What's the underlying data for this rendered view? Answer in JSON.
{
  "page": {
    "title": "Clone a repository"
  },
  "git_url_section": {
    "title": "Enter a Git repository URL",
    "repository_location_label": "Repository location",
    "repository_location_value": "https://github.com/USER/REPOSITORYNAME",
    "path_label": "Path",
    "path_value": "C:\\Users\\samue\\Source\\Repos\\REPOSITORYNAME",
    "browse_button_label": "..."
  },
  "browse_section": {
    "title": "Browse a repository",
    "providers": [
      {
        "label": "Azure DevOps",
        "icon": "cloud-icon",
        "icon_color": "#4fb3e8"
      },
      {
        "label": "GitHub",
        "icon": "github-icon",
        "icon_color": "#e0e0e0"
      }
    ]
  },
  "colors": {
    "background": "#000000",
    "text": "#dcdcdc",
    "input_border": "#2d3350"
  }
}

════════════════════

**REQUIREMENTS**
Output the whole listing above again, word for word.

**CORRECT RESULT**
What's the underlying data for this rendered view? Answer in JSON.
{
  "page": {
    "title": "Clone a repository"
  },
  "git_url_section": {
    "title": "Enter a Git repository URL",
    "repository_location_label": "Repository location",
    "repository_location_value": "https://github.com/USER/REPOSITORYNAME",
    "path_label": "Path",
    "path_value": "C:\\Users\\samue\\Source\\Repos\\REPOSITORYNAME",
    "browse_button_label": "..."
  },
  "browse_section": {
    "title": "Browse a repository",
    "providers": [
      {
        "label": "Azure DevOps",
        "icon": "cloud-icon",
        "icon_color": "#4fb3e8"
      },
      {
        "label": "GitHub",
        "icon": "github-icon",
        "icon_color": "#e0e0e0"
      }
    ]
  },
  "colors": {
    "background": "#000000",
    "text": "#dcdcdc",
    "input_border": "#2d3350"
  }
}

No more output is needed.